Figure collection entries:
+++++
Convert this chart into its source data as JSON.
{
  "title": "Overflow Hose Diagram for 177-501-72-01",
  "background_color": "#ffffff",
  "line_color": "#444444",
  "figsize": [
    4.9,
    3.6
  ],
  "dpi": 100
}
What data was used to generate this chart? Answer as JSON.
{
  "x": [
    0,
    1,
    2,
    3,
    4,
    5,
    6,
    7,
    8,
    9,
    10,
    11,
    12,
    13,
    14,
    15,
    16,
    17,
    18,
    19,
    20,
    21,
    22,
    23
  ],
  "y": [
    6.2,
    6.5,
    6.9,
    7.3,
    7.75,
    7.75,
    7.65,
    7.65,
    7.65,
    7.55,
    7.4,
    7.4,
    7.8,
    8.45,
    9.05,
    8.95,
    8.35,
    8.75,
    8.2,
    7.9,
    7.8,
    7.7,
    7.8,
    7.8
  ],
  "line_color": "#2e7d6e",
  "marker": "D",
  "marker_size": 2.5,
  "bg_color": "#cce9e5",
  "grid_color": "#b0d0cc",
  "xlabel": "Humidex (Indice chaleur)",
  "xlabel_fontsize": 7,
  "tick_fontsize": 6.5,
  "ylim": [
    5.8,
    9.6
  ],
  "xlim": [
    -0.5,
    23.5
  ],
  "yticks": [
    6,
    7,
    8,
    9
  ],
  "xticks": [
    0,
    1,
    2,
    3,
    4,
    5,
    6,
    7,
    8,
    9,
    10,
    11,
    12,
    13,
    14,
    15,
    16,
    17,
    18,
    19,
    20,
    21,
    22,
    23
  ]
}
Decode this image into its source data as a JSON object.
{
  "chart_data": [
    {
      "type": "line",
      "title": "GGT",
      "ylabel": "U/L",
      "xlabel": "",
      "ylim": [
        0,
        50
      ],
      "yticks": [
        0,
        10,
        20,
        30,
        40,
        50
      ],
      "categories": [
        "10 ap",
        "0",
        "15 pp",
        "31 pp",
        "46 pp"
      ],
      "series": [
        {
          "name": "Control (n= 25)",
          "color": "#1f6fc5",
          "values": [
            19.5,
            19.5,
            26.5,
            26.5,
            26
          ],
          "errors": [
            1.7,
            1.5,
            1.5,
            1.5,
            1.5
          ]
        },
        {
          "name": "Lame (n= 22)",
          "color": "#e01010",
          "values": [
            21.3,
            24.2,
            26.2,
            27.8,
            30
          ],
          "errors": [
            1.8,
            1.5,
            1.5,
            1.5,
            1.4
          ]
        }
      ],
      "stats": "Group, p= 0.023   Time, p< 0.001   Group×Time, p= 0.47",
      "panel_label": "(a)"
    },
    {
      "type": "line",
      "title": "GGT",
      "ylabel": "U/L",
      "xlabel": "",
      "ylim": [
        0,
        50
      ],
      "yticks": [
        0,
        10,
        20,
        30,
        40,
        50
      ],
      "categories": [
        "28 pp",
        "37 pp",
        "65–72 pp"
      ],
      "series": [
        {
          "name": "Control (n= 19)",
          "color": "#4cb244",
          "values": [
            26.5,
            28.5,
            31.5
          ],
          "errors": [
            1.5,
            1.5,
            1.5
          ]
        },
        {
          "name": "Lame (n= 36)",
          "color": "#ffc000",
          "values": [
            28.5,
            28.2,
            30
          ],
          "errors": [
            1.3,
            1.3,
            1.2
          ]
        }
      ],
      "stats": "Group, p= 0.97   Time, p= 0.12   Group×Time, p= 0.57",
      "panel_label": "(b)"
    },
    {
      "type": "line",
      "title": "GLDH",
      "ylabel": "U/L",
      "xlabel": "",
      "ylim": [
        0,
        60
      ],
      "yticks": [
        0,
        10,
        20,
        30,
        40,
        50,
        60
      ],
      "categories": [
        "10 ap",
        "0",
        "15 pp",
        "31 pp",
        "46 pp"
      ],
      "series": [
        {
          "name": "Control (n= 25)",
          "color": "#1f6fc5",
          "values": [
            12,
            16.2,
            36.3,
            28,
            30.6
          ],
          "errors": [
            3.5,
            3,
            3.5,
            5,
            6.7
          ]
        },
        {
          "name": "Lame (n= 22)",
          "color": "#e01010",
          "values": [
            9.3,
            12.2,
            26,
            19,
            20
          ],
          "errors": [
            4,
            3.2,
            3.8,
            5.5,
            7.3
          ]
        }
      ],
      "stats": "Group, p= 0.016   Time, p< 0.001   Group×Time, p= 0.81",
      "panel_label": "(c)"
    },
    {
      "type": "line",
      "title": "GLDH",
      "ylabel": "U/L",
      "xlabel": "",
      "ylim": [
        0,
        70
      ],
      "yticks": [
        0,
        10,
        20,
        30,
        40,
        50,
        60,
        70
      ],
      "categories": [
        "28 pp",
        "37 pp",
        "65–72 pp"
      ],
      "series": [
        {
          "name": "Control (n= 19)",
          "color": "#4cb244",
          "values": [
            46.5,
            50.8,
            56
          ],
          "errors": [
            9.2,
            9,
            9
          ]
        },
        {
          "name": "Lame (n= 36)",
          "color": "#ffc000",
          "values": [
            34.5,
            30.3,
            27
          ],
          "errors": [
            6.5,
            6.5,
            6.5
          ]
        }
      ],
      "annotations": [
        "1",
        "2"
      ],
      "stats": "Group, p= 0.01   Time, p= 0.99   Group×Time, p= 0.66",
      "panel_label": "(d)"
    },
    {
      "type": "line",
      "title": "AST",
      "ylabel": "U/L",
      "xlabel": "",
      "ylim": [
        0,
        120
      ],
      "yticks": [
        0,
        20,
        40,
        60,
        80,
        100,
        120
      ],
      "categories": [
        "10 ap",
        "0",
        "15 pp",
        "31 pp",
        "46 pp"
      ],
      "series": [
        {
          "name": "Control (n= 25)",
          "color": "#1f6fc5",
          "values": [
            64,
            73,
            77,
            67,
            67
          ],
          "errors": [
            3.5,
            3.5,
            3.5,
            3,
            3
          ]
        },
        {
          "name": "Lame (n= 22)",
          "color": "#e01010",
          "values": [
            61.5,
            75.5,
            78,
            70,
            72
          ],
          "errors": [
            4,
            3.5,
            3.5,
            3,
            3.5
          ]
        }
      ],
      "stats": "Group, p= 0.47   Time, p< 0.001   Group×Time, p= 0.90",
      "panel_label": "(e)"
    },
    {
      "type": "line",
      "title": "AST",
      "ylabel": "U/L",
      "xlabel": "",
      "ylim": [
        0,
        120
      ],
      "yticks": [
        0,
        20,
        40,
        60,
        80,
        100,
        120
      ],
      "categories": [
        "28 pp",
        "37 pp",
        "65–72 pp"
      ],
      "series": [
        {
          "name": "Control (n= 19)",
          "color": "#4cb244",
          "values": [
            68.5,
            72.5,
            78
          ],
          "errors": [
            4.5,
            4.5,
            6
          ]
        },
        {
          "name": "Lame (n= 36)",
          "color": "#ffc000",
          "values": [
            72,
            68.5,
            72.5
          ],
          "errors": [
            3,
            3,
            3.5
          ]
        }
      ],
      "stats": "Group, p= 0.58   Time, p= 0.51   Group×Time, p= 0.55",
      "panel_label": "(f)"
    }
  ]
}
+++++
Instructions for the task → Every entry must be quoted exactly as it appears above.

Output below →
Convert this chart into its source data as JSON.
{
  "title": "Overflow Hose Diagram for 177-501-72-01",
  "background_color": "#ffffff",
  "line_color": "#444444",
  "figsize": [
    4.9,
    3.6
  ],
  "dpi": 100
}
What data was used to generate this chart? Answer as JSON.
{
  "x": [
    0,
    1,
    2,
    3,
    4,
    5,
    6,
    7,
    8,
    9,
    10,
    11,
    12,
    13,
    14,
    15,
    16,
    17,
    18,
    19,
    20,
    21,
    22,
    23
  ],
  "y": [
    6.2,
    6.5,
    6.9,
    7.3,
    7.75,
    7.75,
    7.65,
    7.65,
    7.65,
    7.55,
    7.4,
    7.4,
    7.8,
    8.45,
    9.05,
    8.95,
    8.35,
    8.75,
    8.2,
    7.9,
    7.8,
    7.7,
    7.8,
    7.8
  ],
  "line_color": "#2e7d6e",
  "marker": "D",
  "marker_size": 2.5,
  "bg_color": "#cce9e5",
  "grid_color": "#b0d0cc",
  "xlabel": "Humidex (Indice chaleur)",
  "xlabel_fontsize": 7,
  "tick_fontsize": 6.5,
  "ylim": [
    5.8,
    9.6
  ],
  "xlim": [
    -0.5,
    23.5
  ],
  "yticks": [
    6,
    7,
    8,
    9
  ],
  "xticks": [
    0,
    1,
    2,
    3,
    4,
    5,
    6,
    7,
    8,
    9,
    10,
    11,
    12,
    13,
    14,
    15,
    16,
    17,
    18,
    19,
    20,
    21,
    22,
    23
  ]
}
Decode this image into its source data as a JSON object.
{
  "chart_data": [
    {
      "type": "line",
      "title": "GGT",
      "ylabel": "U/L",
      "xlabel": "",
      "ylim": [
        0,
        50
      ],
      "yticks": [
        0,
        10,
        20,
        30,
        40,
        50
      ],
      "categories": [
        "10 ap",
        "0",
        "15 pp",
        "31 pp",
        "46 pp"
      ],
      "series": [
        {
          "name": "Control (n= 25)",
          "color": "#1f6fc5",
          "values": [
            19.5,
            19.5,
            26.5,
            26.5,
            26
          ],
          "errors": [
            1.7,
            1.5,
            1.5,
            1.5,
            1.5
          ]
        },
        {
          "name": "Lame (n= 22)",
          "color": "#e01010",
          "values": [
            21.3,
            24.2,
            26.2,
            27.8,
            30
          ],
          "errors": [
            1.8,
            1.5,
            1.5,
            1.5,
            1.4
          ]
        }
      ],
      "stats": "Group, p= 0.023   Time, p< 0.001   Group×Time, p= 0.47",
      "panel_label": "(a)"
    },
    {
      "type": "line",
      "title": "GGT",
      "ylabel": "U/L",
      "xlabel": "",
      "ylim": [
        0,
        50
      ],
      "yticks": [
        0,
        10,
        20,
        30,
        40,
        50
      ],
      "categories": [
        "28 pp",
        "37 pp",
        "65–72 pp"
      ],
      "series": [
        {
          "name": "Control (n= 19)",
          "color": "#4cb244",
          "values": [
            26.5,
            28.5,
            31.5
          ],
          "errors": [
            1.5,
            1.5,
            1.5
          ]
        },
        {
          "name": "Lame (n= 36)",
          "color": "#ffc000",
          "values": [
            28.5,
            28.2,
            30
          ],
          "errors": [
            1.3,
            1.3,
            1.2
          ]
        }
      ],
      "stats": "Group, p= 0.97   Time, p= 0.12   Group×Time, p= 0.57",
      "panel_label": "(b)"
    },
    {
      "type": "line",
      "title": "GLDH",
      "ylabel": "U/L",
      "xlabel": "",
      "ylim": [
        0,
        60
      ],
      "yticks": [
        0,
        10,
        20,
        30,
        40,
        50,
        60
      ],
      "categories": [
        "10 ap",
        "0",
        "15 pp",
        "31 pp",
        "46 pp"
      ],
      "series": [
        {
          "name": "Control (n= 25)",
          "color": "#1f6fc5",
          "values": [
            12,
            16.2,
            36.3,
            28,
            30.6
          ],
          "errors": [
            3.5,
            3,
            3.5,
            5,
            6.7
          ]
        },
        {
          "name": "Lame (n= 22)",
          "color": "#e01010",
          "values": [
            9.3,
            12.2,
            26,
            19,
            20
          ],
          "errors": [
            4,
            3.2,
            3.8,
            5.5,
            7.3
          ]
        }
      ],
      "stats": "Group, p= 0.016   Time, p< 0.001   Group×Time, p= 0.81",
      "panel_label": "(c)"
    },
    {
      "type": "line",
      "title": "GLDH",
      "ylabel": "U/L",
      "xlabel": "",
      "ylim": [
        0,
        70
      ],
      "yticks": [
        0,
        10,
        20,
        30,
        40,
        50,
        60,
        70
      ],
      "categories": [
        "28 pp",
        "37 pp",
        "65–72 pp"
      ],
      "series": [
        {
          "name": "Control (n= 19)",
          "color": "#4cb244",
          "values": [
            46.5,
            50.8,
            56
          ],
          "errors": [
            9.2,
            9,
            9
          ]
        },
        {
          "name": "Lame (n= 36)",
          "color": "#ffc000",
          "values": [
            34.5,
            30.3,
            27
          ],
          "errors": [
            6.5,
            6.5,
            6.5
          ]
        }
      ],
      "annotations": [
        "1",
        "2"
      ],
      "stats": "Group, p= 0.01   Time, p= 0.99   Group×Time, p= 0.66",
      "panel_label": "(d)"
    },
    {
      "type": "line",
      "title": "AST",
      "ylabel": "U/L",
      "xlabel": "",
      "ylim": [
        0,
        120
      ],
      "yticks": [
        0,
        20,
        40,
        60,
        80,
        100,
        120
      ],
      "categories": [
        "10 ap",
        "0",
        "15 pp",
        "31 pp",
        "46 pp"
      ],
      "series": [
        {
          "name": "Control (n= 25)",
          "color": "#1f6fc5",
          "values": [
            64,
            73,
            77,
            67,
            67
          ],
          "errors": [
            3.5,
            3.5,
            3.5,
            3,
            3
          ]
        },
        {
          "name": "Lame (n= 22)",
          "color": "#e01010",
          "values": [
            61.5,
            75.5,
            78,
            70,
            72
          ],
          "errors": [
            4,
            3.5,
            3.5,
            3,
            3.5
          ]
        }
      ],
      "stats": "Group, p= 0.47   Time, p< 0.001   Group×Time, p= 0.90",
      "panel_label": "(e)"
    },
    {
      "type": "line",
      "title": "AST",
      "ylabel": "U/L",
      "xlabel": "",
      "ylim": [
        0,
        120
      ],
      "yticks": [
        0,
        20,
        40,
        60,
        80,
        100,
        120
      ],
      "categories": [
        "28 pp",
        "37 pp",
        "65–72 pp"
      ],
      "series": [
        {
          "name": "Control (n= 19)",
          "color": "#4cb244",
          "values": [
            68.5,
            72.5,
            78
          ],
          "errors": [
            4.5,
            4.5,
            6
          ]
        },
        {
          "name": "Lame (n= 36)",
          "color": "#ffc000",
          "values": [
            72,
            68.5,
            72.5
          ],
          "errors": [
            3,
            3,
            3.5
          ]
        }
      ],
      "stats": "Group, p= 0.58   Time, p= 0.51   Group×Time, p= 0.55",
      "panel_label": "(f)"
    }
  ]
}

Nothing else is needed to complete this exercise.